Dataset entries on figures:
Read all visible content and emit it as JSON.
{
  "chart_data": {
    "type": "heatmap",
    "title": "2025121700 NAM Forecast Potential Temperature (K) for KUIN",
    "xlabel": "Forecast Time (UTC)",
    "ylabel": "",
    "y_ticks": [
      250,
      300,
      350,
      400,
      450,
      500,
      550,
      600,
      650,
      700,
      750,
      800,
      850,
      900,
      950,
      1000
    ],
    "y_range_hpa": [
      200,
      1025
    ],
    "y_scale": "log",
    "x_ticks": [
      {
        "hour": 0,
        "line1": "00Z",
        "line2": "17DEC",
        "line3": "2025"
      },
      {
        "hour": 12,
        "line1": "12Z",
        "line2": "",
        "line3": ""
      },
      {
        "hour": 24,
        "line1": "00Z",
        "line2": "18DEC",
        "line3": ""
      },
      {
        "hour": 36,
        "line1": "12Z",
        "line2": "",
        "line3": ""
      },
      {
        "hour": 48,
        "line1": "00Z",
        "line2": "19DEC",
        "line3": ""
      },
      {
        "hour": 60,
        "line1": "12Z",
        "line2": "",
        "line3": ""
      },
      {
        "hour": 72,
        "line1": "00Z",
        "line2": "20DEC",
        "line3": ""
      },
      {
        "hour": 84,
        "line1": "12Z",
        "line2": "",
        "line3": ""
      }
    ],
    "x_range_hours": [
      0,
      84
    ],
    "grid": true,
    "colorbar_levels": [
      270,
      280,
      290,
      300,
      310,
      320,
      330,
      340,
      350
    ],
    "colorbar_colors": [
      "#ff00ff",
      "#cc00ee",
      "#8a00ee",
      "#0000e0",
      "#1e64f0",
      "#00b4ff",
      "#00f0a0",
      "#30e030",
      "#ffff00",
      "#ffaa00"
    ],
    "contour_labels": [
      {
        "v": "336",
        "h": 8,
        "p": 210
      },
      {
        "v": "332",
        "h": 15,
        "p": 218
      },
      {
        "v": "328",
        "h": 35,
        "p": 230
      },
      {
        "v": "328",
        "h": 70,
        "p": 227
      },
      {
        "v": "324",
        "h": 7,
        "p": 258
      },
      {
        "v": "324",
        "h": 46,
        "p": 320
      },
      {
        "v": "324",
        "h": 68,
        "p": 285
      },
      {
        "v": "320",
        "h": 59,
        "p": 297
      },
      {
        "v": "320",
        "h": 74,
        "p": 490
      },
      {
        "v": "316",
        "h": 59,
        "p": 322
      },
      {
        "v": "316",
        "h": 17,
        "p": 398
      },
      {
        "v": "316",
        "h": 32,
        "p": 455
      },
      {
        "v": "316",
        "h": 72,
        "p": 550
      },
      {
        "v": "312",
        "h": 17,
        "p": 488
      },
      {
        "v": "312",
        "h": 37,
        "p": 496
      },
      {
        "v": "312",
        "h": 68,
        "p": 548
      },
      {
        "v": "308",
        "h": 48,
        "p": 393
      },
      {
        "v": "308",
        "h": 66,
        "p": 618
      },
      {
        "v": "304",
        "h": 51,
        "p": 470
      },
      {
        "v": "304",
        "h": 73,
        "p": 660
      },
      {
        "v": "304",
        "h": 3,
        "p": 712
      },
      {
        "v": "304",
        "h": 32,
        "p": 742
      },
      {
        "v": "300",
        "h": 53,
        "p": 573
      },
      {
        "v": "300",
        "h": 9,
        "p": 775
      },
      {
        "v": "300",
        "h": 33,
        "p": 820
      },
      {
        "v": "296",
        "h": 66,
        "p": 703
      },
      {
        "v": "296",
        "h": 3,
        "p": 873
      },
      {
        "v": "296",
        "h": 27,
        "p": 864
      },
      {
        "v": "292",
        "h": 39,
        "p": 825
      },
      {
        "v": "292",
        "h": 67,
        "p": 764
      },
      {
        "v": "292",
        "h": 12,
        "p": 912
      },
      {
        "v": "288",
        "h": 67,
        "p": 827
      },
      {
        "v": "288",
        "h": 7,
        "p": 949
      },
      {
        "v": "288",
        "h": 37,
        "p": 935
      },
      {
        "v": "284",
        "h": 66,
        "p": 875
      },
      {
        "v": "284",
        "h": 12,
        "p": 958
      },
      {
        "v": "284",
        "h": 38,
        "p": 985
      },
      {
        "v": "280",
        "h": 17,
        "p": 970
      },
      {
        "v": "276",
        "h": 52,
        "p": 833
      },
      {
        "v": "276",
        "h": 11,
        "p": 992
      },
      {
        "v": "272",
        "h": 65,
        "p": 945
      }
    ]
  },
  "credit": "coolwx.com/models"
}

-- Exercise goal --
Output the records above in their entirety, exactly.

-- Reply --
Read all visible content and emit it as JSON.
{
  "chart_data": {
    "type": "heatmap",
    "title": "2025121700 NAM Forecast Potential Temperature (K) for KUIN",
    "xlabel": "Forecast Time (UTC)",
    "ylabel": "",
    "y_ticks": [
      250,
      300,
      350,
      400,
      450,
      500,
      550,
      600,
      650,
      700,
      750,
      800,
      850,
      900,
      950,
      1000
    ],
    "y_range_hpa": [
      200,
      1025
    ],
    "y_scale": "log",
    "x_ticks": [
      {
        "hour": 0,
        "line1": "00Z",
        "line2": "17DEC",
        "line3": "2025"
      },
      {
        "hour": 12,
        "line1": "12Z",
        "line2": "",
        "line3": ""
      },
      {
        "hour": 24,
        "line1": "00Z",
        "line2": "18DEC",
        "line3": ""
      },
      {
        "hour": 36,
        "line1": "12Z",
        "line2": "",
        "line3": ""
      },
      {
        "hour": 48,
        "line1": "00Z",
        "line2": "19DEC",
        "line3": ""
      },
      {
        "hour": 60,
        "line1": "12Z",
        "line2": "",
        "line3": ""
      },
      {
        "hour": 72,
        "line1": "00Z",
        "line2": "20DEC",
        "line3": ""
      },
      {
        "hour": 84,
        "line1": "12Z",
        "line2": "",
        "line3": ""
      }
    ],
    "x_range_hours": [
      0,
      84
    ],
    "grid": true,
    "colorbar_levels": [
      270,
      280,
      290,
      300,
      310,
      320,
      330,
      340,
      350
    ],
    "colorbar_colors": [
      "#ff00ff",
      "#cc00ee",
      "#8a00ee",
      "#0000e0",
      "#1e64f0",
      "#00b4ff",
      "#00f0a0",
      "#30e030",
      "#ffff00",
      "#ffaa00"
    ],
    "contour_labels": [
      {
        "v": "336",
        "h": 8,
        "p": 210
      },
      {
        "v": "332",
        "h": 15,
        "p": 218
      },
      {
        "v": "328",
        "h": 35,
        "p": 230
      },
      {
        "v": "328",
        "h": 70,
        "p": 227
      },
      {
        "v": "324",
        "h": 7,
        "p": 258
      },
      {
        "v": "324",
        "h": 46,
        "p": 320
      },
      {
        "v": "324",
        "h": 68,
        "p": 285
      },
      {
        "v": "320",
        "h": 59,
        "p": 297
      },
      {
        "v": "320",
        "h": 74,
        "p": 490
      },
      {
        "v": "316",
        "h": 59,
        "p": 322
      },
      {
        "v": "316",
        "h": 17,
        "p": 398
      },
      {
        "v": "316",
        "h": 32,
        "p": 455
      },
      {
        "v": "316",
        "h": 72,
        "p": 550
      },
      {
        "v": "312",
        "h": 17,
        "p": 488
      },
      {
        "v": "312",
        "h": 37,
        "p": 496
      },
      {
        "v": "312",
        "h": 68,
        "p": 548
      },
      {
        "v": "308",
        "h": 48,
        "p": 393
      },
      {
        "v": "308",
        "h": 66,
        "p": 618
      },
      {
        "v": "304",
        "h": 51,
        "p": 470
      },
      {
        "v": "304",
        "h": 73,
        "p": 660
      },
      {
        "v": "304",
        "h": 3,
        "p": 712
      },
      {
        "v": "304",
        "h": 32,
        "p": 742
      },
      {
        "v": "300",
        "h": 53,
        "p": 573
      },
      {
        "v": "300",
        "h": 9,
        "p": 775
      },
      {
        "v": "300",
        "h": 33,
        "p": 820
      },
      {
        "v": "296",
        "h": 66,
        "p": 703
      },
      {
        "v": "296",
        "h": 3,
        "p": 873
      },
      {
        "v": "296",
        "h": 27,
        "p": 864
      },
      {
        "v": "292",
        "h": 39,
        "p": 825
      },
      {
        "v": "292",
        "h": 67,
        "p": 764
      },
      {
        "v": "292",
        "h": 12,
        "p": 912
      },
      {
        "v": "288",
        "h": 67,
        "p": 827
      },
      {
        "v": "288",
        "h": 7,
        "p": 949
      },
      {
        "v": "288",
        "h": 37,
        "p": 935
      },
      {
        "v": "284",
        "h": 66,
        "p": 875
      },
      {
        "v": "284",
        "h": 12,
        "p": 958
      },
      {
        "v": "284",
        "h": 38,
        "p": 985
      },
      {
        "v": "280",
        "h": 17,
        "p": 970
      },
      {
        "v": "276",
        "h": 52,
        "p": 833
      },
      {
        "v": "276",
        "h": 11,
        "p": 992
      },
      {
        "v": "272",
        "h": 65,
        "p": 945
      }
    ]
  },
  "credit": "coolwx.com/models"
}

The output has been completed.